-- Start of INFORMATION GIVEN --

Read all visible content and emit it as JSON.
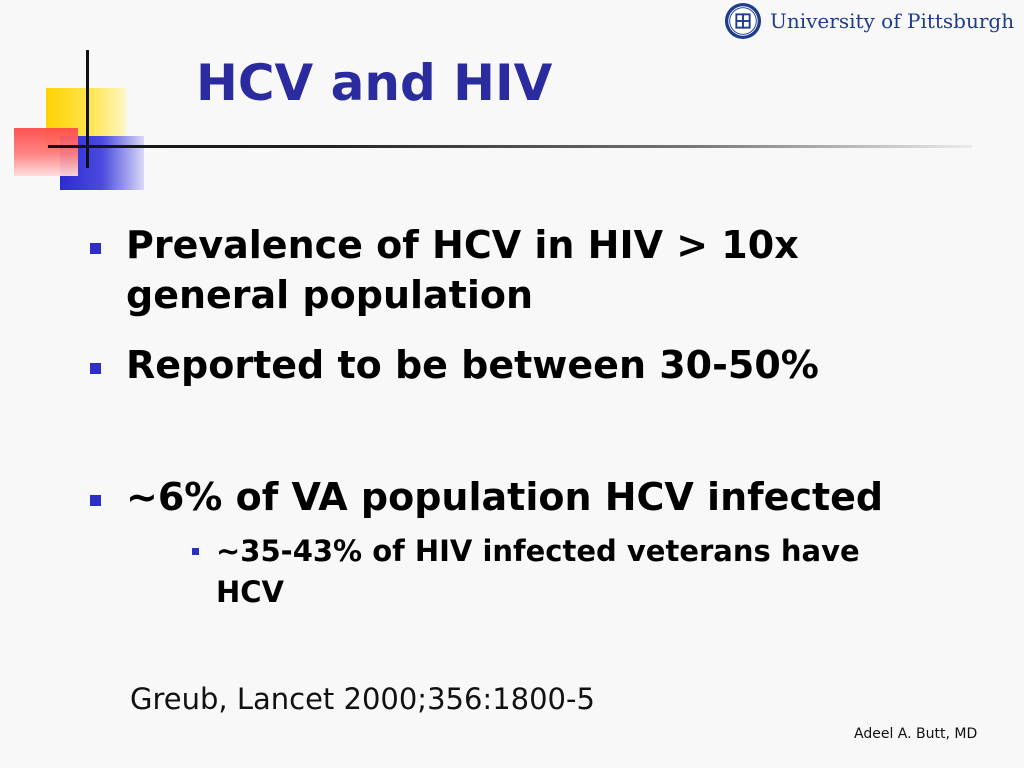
{
  "logo": {
    "text": "University of Pittsburgh"
  },
  "slide": {
    "title": "HCV and HIV",
    "bullets": [
      {
        "text": "Prevalence of HCV in HIV > 10x general population"
      },
      {
        "text": "Reported to be between 30-50%"
      },
      {
        "text": "~6% of VA population HCV infected"
      }
    ],
    "sub_bullets": [
      {
        "text": "~35-43% of HIV infected veterans have HCV"
      }
    ],
    "citation": "Greub, Lancet 2000;356:1800-5",
    "author": "Adeel A. Butt, MD"
  },
  "colors": {
    "title": "#2b2ba0",
    "bullet": "#2d2dc8",
    "logo_text": "#1d3c8c",
    "background": "#f8f8f8"
  }
}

-- End of INFORMATION GIVEN --

■ **JOB**
Every line above should be returned exactly; the pictures stay out.

■ **RESPONSE TO THIS EXERCISE**
Read all visible content and emit it as JSON.
{
  "logo": {
    "text": "University of Pittsburgh"
  },
  "slide": {
    "title": "HCV and HIV",
    "bullets": [
      {
        "text": "Prevalence of HCV in HIV > 10x general population"
      },
      {
        "text": "Reported to be between 30-50%"
      },
      {
        "text": "~6% of VA population HCV infected"
      }
    ],
    "sub_bullets": [
      {
        "text": "~35-43% of HIV infected veterans have HCV"
      }
    ],
    "citation": "Greub, Lancet 2000;356:1800-5",
    "author": "Adeel A. Butt, MD"
  },
  "colors": {
    "title": "#2b2ba0",
    "bullet": "#2d2dc8",
    "logo_text": "#1d3c8c",
    "background": "#f8f8f8"
  }
}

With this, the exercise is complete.